Start of Provided material

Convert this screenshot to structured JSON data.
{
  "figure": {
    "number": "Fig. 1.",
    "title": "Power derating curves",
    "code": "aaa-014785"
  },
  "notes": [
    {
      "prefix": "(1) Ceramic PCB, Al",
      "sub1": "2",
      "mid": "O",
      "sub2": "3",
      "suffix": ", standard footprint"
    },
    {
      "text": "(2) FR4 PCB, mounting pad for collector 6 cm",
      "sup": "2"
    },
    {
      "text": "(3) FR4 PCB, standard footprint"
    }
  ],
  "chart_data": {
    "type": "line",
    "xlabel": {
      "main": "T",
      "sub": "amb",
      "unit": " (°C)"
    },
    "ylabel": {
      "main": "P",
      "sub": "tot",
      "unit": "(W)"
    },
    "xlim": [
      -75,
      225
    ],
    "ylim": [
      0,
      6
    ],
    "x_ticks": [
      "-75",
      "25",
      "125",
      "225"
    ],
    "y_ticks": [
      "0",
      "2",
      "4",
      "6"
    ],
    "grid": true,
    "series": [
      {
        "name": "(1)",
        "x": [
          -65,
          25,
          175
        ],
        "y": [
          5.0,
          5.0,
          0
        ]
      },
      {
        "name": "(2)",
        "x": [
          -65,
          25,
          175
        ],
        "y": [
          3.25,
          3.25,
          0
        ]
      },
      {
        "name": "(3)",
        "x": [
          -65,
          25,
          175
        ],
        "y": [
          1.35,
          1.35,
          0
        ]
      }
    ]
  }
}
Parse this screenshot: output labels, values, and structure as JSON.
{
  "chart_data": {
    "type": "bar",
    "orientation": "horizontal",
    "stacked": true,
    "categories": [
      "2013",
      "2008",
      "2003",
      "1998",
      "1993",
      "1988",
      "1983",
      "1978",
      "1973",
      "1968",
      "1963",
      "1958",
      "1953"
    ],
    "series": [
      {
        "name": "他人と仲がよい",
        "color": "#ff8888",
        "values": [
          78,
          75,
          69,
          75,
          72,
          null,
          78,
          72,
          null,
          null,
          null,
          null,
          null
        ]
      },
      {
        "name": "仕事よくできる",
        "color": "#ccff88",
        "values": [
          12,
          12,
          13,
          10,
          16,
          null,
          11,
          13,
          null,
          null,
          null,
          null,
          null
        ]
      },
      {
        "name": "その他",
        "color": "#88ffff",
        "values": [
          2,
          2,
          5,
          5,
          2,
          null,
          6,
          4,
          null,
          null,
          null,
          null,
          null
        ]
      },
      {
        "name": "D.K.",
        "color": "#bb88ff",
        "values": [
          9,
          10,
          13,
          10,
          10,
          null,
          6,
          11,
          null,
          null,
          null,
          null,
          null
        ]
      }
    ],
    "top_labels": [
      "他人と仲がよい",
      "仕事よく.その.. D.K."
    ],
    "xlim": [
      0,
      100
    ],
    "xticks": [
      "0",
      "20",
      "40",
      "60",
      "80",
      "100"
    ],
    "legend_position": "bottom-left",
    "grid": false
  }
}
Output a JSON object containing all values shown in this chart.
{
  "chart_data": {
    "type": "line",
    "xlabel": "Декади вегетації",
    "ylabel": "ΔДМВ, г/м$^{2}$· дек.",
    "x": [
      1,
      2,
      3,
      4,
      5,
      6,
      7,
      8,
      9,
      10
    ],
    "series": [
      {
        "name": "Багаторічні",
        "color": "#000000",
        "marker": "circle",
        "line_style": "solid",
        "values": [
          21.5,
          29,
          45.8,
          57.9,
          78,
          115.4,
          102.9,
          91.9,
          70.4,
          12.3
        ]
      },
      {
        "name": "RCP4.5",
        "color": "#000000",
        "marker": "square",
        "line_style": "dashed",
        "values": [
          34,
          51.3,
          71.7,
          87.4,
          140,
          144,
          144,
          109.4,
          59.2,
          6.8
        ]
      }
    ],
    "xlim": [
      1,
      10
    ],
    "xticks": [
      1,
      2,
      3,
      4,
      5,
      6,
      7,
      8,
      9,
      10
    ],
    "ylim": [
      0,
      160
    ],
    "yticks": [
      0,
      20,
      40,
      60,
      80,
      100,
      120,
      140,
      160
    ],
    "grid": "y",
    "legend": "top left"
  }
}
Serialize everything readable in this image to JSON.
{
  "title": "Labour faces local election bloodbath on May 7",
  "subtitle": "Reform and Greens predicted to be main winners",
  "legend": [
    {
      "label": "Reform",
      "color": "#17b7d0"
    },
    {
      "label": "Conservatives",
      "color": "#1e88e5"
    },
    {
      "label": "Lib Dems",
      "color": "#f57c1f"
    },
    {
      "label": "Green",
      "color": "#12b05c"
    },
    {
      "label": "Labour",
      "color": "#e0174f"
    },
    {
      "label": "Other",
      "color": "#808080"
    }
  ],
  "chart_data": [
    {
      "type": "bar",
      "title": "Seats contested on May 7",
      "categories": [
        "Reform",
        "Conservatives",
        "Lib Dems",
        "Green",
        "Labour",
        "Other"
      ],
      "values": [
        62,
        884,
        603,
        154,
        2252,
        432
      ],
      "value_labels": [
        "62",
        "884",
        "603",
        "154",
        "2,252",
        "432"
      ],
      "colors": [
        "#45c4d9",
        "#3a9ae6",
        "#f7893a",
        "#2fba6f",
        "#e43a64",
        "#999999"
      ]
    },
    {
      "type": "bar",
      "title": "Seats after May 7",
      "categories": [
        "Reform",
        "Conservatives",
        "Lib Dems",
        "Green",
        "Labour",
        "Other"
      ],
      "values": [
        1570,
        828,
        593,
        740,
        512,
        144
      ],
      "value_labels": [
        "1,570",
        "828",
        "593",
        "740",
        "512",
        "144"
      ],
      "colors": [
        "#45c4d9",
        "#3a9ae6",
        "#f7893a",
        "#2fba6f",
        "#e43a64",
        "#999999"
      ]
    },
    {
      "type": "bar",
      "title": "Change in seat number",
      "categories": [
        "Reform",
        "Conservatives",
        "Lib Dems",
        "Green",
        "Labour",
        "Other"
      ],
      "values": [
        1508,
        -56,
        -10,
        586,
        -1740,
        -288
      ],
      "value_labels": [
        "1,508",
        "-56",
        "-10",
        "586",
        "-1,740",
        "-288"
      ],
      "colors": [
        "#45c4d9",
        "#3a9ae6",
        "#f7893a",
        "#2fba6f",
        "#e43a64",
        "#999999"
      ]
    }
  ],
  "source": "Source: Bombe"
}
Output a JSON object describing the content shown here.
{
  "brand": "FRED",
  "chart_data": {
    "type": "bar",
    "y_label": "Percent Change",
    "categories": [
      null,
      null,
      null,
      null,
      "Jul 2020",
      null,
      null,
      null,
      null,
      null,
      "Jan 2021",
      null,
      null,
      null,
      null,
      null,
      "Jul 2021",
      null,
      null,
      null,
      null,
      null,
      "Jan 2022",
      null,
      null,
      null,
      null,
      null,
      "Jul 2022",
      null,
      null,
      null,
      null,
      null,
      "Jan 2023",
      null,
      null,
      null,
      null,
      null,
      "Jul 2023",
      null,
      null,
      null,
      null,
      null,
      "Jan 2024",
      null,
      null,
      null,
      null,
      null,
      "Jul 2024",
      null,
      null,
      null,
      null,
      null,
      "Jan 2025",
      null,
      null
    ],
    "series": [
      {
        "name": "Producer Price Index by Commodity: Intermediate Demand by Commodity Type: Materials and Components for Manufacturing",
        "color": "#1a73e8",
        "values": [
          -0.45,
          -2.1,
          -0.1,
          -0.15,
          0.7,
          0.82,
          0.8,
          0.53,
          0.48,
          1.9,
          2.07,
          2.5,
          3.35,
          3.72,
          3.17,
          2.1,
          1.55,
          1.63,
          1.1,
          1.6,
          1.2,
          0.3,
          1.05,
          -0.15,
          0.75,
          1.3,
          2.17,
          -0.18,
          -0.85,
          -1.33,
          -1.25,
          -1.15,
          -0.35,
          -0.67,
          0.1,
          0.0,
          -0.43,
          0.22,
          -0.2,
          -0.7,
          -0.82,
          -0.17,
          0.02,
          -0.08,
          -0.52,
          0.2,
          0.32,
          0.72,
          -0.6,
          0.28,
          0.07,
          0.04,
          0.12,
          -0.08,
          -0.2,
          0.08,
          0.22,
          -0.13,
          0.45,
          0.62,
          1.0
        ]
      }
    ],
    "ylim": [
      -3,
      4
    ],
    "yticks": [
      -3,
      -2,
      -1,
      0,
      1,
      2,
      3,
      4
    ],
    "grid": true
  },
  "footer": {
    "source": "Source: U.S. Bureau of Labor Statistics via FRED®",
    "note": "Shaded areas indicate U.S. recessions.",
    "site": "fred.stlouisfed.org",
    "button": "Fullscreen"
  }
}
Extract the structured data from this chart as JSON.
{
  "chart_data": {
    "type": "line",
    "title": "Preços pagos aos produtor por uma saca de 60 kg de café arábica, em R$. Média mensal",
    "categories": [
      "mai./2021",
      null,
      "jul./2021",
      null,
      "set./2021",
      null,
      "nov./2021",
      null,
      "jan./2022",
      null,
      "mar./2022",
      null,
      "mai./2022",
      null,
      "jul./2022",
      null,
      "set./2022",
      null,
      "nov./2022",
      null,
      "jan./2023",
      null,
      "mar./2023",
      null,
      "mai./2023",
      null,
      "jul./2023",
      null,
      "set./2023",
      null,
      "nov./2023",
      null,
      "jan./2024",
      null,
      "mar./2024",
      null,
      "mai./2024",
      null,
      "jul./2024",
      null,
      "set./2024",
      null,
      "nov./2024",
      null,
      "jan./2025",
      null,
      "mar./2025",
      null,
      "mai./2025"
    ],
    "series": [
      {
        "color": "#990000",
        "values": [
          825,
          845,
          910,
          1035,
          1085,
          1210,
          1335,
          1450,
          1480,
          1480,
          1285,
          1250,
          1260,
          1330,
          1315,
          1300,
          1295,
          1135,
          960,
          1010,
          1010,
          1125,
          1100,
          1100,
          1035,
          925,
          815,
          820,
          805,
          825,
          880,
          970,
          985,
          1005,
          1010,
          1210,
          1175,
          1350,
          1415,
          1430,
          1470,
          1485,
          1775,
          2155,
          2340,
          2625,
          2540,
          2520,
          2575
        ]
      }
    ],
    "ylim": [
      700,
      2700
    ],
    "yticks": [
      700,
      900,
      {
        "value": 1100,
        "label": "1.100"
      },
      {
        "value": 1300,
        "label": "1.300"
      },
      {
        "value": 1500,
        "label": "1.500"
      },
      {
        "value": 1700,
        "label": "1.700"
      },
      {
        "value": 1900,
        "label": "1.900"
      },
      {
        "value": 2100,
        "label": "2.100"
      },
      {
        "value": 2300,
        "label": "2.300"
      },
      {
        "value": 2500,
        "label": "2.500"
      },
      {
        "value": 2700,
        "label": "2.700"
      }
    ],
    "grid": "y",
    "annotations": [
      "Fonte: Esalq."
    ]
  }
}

End of Provided material

#### Your goal
Which lines of the data include "Source"? Copy each of them.

#### Solution to the problem
  "source": "Source: Bombe"
    "source": "Source: U.S. Bureau of Labor Statistics via FRED®",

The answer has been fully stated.